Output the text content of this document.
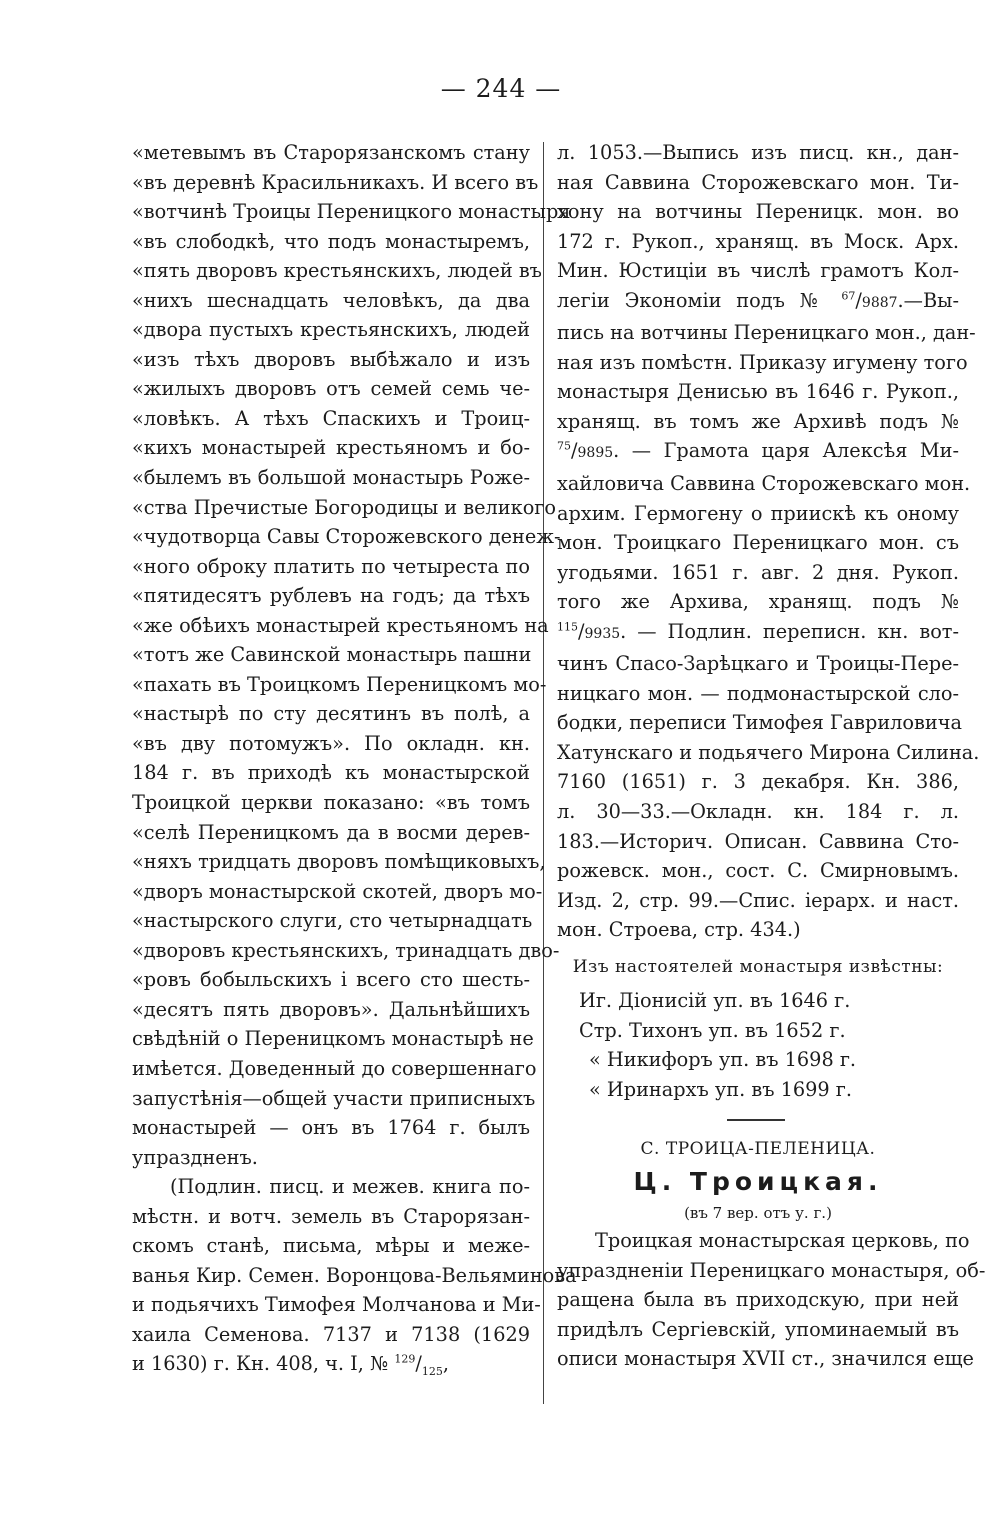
— 244 —
«метевымъ въ Старорязанскомъ стану
«въ деревнѣ Красильникахъ. И всего въ
«вотчинѣ Троицы Переницкого монастыря
«въ слободкѣ, что подъ монастыремъ,
«пять дворовъ крестьянскихъ, людей въ
«нихъ шеснадцать человѣкъ, да два
«двора пустыхъ крестьянскихъ, людей
«изъ тѣхъ дворовъ выбѣжало и изъ
«жилыхъ дворовъ отъ семей семь че-
«ловѣкъ. А тѣхъ Спаскихъ и Троиц-
«кихъ монастырей крестьяномъ и бо-
«былемъ въ большой монастырь Роже-
«ства Пречистые Богородицы и великого
«чудотворца Савы Сторожевского денеж-
«ного оброку платить по четыреста по
«пятидесятъ рублевъ на годъ; да тѣхъ
«же обѣихъ монастырей крестьяномъ на
«тотъ же Савинской монастырь пашни
«пахать въ Троицкомъ Переницкомъ мо-
«настырѣ по сту десятинъ въ полѣ, а
«въ дву потомужъ». По окладн. кн.
184 г. въ приходѣ къ монастырской
Троицкой церкви показано: «въ томъ
«селѣ Переницкомъ да в восми дерев-
«няхъ тридцать дворовъ помѣщиковыхъ,
«дворъ монастырской скотей, дворъ мо-
«настырского слуги, сто четырнадцать
«дворовъ крестьянскихъ, тринадцать дво-
«ровъ бобыльскихъ і всего сто шесть-
«десятъ пять дворовъ». Дальнѣйшихъ
свѣдѣній о Переницкомъ монастырѣ не
имѣется. Доведенный до совершеннаго
запустѣнія—общей участи приписныхъ
монастырей — онъ въ 1764 г. былъ
упраздненъ.
(Подлин. писц. и межев. книга по-
мѣстн. и вотч. земель въ Старорязан-
скомъ станѣ, письма, мѣры и меже-
ванья Кир. Семен. Воронцова-Вельяминова
и подьячихъ Тимофея Молчанова и Ми-
хаила Семенова. 7137 и 7138 (1629
и 1630) г. Кн. 408, ч. I, № $^{129}/_{125}$,
л. 1053.—Выпись изъ писц. кн., дан-
ная Саввина Сторожевскаго мон. Ти-
хону на вотчины Переницк. мон. во
172 г. Рукоп., хранящ. въ Моск. Арх.
Мин. Юстиціи въ числѣ грамотъ Кол-
легіи Экономіи подъ № $^{67}$/9887.—Вы-
пись на вотчины Переницкаго мон., дан-
ная изъ помѣстн. Приказу игумену того
монастыря Денисью въ 1646 г. Рукоп.,
хранящ. въ томъ же Архивѣ подъ №
$^{75}$/9895. — Грамота царя Алексѣя Ми-
хайловича Саввина Сторожевскаго мон.
архим. Гермогену о приискѣ къ оному
мон. Троицкаго Переницкаго мон. съ
угодьями. 1651 г. авг. 2 дня. Рукоп.
того же Архива, хранящ. подъ №
$^{115}$/9935. — Подлин. переписн. кн. вот-
чинъ Спасо-Зарѣцкаго и Троицы-Пере-
ницкаго мон. — подмонастырской сло-
бодки, переписи Тимофея Гавриловича
Хатунскаго и подьячего Мирона Силина.
7160 (1651) г. 3 декабря. Кн. 386,
л. 30—33.—Окладн. кн. 184 г. л.
183.—Историч. Описан. Саввина Сто-
рожевск. мон., сост. С. Смирновымъ.
Изд. 2, стр. 99.—Спис. іерарх. и наст.
мон. Строева, стр. 434.)
Изъ настоятелей монастыря извѣстны:
Иг. Діонисій уп. въ 1646 г.
Стр. Тихонъ уп. въ 1652 г.
« Никифоръ уп. въ 1698 г.
« Иринархъ уп. въ 1699 г.
С. ТРОИЦА-ПЕЛЕНИЦА.
Ц. Троицкая.
(въ 7 вер. отъ у. г.)
Троицкая монастырская церковь, по
упраздненіи Переницкаго монастыря, об-
ращена была въ приходскую, при ней
придѣлъ Сергіевскій, упоминаемый въ
описи монастыря XVII ст., значился еще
------------------------------------------------
- WRITTEN PROBLEM -
Your copy of the data above should match it exactly, except that pictures are left out.

- TASK RESULT -
Output the text content of this document.
— 244 —
«метевымъ въ Старорязанскомъ стану
«въ деревнѣ Красильникахъ. И всего въ
«вотчинѣ Троицы Переницкого монастыря
«въ слободкѣ, что подъ монастыремъ,
«пять дворовъ крестьянскихъ, людей въ
«нихъ шеснадцать человѣкъ, да два
«двора пустыхъ крестьянскихъ, людей
«изъ тѣхъ дворовъ выбѣжало и изъ
«жилыхъ дворовъ отъ семей семь че-
«ловѣкъ. А тѣхъ Спаскихъ и Троиц-
«кихъ монастырей крестьяномъ и бо-
«былемъ въ большой монастырь Роже-
«ства Пречистые Богородицы и великого
«чудотворца Савы Сторожевского денеж-
«ного оброку платить по четыреста по
«пятидесятъ рублевъ на годъ; да тѣхъ
«же обѣихъ монастырей крестьяномъ на
«тотъ же Савинской монастырь пашни
«пахать въ Троицкомъ Переницкомъ мо-
«настырѣ по сту десятинъ въ полѣ, а
«въ дву потомужъ». По окладн. кн.
184 г. въ приходѣ къ монастырской
Троицкой церкви показано: «въ томъ
«селѣ Переницкомъ да в восми дерев-
«няхъ тридцать дворовъ помѣщиковыхъ,
«дворъ монастырской скотей, дворъ мо-
«настырского слуги, сто четырнадцать
«дворовъ крестьянскихъ, тринадцать дво-
«ровъ бобыльскихъ і всего сто шесть-
«десятъ пять дворовъ». Дальнѣйшихъ
свѣдѣній о Переницкомъ монастырѣ не
имѣется. Доведенный до совершеннаго
запустѣнія—общей участи приписныхъ
монастырей — онъ въ 1764 г. былъ
упраздненъ.
(Подлин. писц. и межев. книга по-
мѣстн. и вотч. земель въ Старорязан-
скомъ станѣ, письма, мѣры и меже-
ванья Кир. Семен. Воронцова-Вельяминова
и подьячихъ Тимофея Молчанова и Ми-
хаила Семенова. 7137 и 7138 (1629
и 1630) г. Кн. 408, ч. I, № $^{129}/_{125}$,
л. 1053.—Выпись изъ писц. кн., дан-
ная Саввина Сторожевскаго мон. Ти-
хону на вотчины Переницк. мон. во
172 г. Рукоп., хранящ. въ Моск. Арх.
Мин. Юстиціи въ числѣ грамотъ Кол-
легіи Экономіи подъ № $^{67}$/9887.—Вы-
пись на вотчины Переницкаго мон., дан-
ная изъ помѣстн. Приказу игумену того
монастыря Денисью въ 1646 г. Рукоп.,
хранящ. въ томъ же Архивѣ подъ №
$^{75}$/9895. — Грамота царя Алексѣя Ми-
хайловича Саввина Сторожевскаго мон.
архим. Гермогену о приискѣ къ оному
мон. Троицкаго Переницкаго мон. съ
угодьями. 1651 г. авг. 2 дня. Рукоп.
того же Архива, хранящ. подъ №
$^{115}$/9935. — Подлин. переписн. кн. вот-
чинъ Спасо-Зарѣцкаго и Троицы-Пере-
ницкаго мон. — подмонастырской сло-
бодки, переписи Тимофея Гавриловича
Хатунскаго и подьячего Мирона Силина.
7160 (1651) г. 3 декабря. Кн. 386,
л. 30—33.—Окладн. кн. 184 г. л.
183.—Историч. Описан. Саввина Сто-
рожевск. мон., сост. С. Смирновымъ.
Изд. 2, стр. 99.—Спис. іерарх. и наст.
мон. Строева, стр. 434.)
Изъ настоятелей монастыря извѣстны:
Иг. Діонисій уп. въ 1646 г.
Стр. Тихонъ уп. въ 1652 г.
« Никифоръ уп. въ 1698 г.
« Иринархъ уп. въ 1699 г.
С. ТРОИЦА-ПЕЛЕНИЦА.
Ц. Троицкая.
(въ 7 вер. отъ у. г.)
Троицкая монастырская церковь, по
упраздненіи Переницкаго монастыря, об-
ращена была въ приходскую, при ней
придѣлъ Сергіевскій, упоминаемый въ
описи монастыря XVII ст., значился еще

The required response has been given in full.